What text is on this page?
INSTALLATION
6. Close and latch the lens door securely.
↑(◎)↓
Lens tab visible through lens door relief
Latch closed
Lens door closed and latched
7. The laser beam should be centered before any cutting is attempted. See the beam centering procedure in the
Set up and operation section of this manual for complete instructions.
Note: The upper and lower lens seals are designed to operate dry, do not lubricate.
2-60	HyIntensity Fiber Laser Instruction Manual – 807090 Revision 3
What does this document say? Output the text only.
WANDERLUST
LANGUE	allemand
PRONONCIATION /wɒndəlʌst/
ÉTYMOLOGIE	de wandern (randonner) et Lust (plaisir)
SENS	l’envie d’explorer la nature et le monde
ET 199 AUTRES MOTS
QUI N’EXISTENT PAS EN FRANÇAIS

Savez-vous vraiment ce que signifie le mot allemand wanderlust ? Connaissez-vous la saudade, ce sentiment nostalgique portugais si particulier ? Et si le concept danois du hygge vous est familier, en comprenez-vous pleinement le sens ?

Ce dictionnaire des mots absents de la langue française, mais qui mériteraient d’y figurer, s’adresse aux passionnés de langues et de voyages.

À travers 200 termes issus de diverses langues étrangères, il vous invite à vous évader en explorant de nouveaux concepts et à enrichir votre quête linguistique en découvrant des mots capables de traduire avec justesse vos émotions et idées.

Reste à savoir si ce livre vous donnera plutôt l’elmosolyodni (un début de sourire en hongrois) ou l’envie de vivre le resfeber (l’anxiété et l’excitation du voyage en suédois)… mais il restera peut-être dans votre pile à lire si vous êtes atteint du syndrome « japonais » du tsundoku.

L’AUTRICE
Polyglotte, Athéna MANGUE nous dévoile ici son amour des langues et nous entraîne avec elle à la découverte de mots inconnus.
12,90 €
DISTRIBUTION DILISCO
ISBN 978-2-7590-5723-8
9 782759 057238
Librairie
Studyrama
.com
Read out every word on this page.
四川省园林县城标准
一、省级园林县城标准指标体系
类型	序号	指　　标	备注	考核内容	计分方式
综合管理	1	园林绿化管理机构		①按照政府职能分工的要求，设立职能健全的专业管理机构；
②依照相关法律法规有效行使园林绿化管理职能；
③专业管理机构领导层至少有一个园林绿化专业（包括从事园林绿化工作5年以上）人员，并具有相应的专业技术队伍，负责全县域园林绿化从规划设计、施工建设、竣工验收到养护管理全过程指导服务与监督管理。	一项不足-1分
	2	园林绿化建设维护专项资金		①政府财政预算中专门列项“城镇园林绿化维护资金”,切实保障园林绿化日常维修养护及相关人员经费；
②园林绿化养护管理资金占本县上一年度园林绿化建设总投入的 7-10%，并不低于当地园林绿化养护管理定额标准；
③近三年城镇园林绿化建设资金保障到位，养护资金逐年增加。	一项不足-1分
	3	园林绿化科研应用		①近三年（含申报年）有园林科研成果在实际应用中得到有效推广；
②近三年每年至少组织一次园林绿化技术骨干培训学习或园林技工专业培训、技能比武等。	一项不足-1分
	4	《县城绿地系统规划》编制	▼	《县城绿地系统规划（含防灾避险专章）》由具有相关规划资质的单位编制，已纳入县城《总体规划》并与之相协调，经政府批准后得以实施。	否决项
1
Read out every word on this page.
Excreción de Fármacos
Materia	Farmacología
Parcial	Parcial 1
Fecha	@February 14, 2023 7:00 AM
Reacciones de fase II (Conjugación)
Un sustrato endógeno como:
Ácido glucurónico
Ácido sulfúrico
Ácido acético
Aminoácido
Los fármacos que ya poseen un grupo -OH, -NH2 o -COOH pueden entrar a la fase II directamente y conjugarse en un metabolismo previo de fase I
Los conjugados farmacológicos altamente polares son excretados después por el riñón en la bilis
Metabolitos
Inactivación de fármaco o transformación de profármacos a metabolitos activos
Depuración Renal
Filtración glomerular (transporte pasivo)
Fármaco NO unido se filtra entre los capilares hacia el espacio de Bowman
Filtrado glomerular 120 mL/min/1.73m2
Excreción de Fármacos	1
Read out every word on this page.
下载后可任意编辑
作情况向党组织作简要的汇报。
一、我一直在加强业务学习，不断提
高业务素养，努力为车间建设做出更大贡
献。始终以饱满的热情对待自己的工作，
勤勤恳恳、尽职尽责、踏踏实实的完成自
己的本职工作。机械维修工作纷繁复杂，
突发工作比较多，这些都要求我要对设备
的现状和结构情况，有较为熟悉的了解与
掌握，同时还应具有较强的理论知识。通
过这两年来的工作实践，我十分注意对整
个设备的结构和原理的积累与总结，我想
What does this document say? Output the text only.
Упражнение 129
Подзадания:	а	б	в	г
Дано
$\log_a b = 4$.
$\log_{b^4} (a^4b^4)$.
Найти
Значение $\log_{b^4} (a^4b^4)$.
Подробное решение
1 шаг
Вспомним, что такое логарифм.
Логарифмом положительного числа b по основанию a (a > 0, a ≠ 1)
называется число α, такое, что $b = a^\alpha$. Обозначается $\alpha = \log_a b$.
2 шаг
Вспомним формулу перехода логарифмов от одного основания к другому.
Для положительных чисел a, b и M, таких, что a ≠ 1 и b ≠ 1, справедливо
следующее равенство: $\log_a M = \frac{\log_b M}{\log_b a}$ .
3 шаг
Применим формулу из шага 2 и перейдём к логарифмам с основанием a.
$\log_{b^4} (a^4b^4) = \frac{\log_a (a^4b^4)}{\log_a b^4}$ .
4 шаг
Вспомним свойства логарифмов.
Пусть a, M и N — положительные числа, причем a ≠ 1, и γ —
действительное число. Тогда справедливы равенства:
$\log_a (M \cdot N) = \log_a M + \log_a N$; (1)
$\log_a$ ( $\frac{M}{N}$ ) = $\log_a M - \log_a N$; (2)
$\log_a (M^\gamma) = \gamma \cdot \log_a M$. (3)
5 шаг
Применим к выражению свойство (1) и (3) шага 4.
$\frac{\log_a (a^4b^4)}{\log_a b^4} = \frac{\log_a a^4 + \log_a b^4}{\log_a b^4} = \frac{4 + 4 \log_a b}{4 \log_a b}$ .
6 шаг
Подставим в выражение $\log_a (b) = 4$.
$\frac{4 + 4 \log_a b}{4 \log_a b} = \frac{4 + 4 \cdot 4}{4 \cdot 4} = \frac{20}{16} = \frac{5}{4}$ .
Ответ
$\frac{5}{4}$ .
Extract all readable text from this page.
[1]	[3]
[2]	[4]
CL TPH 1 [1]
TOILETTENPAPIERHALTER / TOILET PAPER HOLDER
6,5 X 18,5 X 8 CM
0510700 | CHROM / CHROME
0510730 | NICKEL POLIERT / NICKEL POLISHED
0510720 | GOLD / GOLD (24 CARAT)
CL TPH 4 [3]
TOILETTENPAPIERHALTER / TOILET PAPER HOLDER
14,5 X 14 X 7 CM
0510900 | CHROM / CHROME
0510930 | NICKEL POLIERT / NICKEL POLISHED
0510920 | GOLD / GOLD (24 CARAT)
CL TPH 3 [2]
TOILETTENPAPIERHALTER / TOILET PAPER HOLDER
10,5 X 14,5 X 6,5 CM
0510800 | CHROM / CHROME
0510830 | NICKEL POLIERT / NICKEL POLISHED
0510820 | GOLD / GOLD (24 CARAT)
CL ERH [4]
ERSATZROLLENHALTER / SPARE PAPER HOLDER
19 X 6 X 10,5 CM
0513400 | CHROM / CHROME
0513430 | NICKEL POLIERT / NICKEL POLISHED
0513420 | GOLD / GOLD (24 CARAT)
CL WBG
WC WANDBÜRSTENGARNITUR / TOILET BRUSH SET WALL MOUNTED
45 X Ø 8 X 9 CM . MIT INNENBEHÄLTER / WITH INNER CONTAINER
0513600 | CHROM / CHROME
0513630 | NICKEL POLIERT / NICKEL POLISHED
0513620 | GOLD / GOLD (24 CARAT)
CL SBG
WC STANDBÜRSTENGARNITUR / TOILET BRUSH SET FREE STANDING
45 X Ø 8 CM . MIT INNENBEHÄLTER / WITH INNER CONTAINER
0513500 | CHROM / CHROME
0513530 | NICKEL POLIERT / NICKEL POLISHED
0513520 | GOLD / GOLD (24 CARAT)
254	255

──────────

■ SHORT EXERCISE ■
Where a line holds "POLISHED", copy it out.

■ OUTPUT FOR THIS EXERCISE ■
0510730 | NICKEL POLIERT / NICKEL POLISHED
0510930 | NICKEL POLIERT / NICKEL POLISHED
0510830 | NICKEL POLIERT / NICKEL POLISHED
0513430 | NICKEL POLIERT / NICKEL POLISHED
0513630 | NICKEL POLIERT / NICKEL POLISHED
0513530 | NICKEL POLIERT / NICKEL POLISHED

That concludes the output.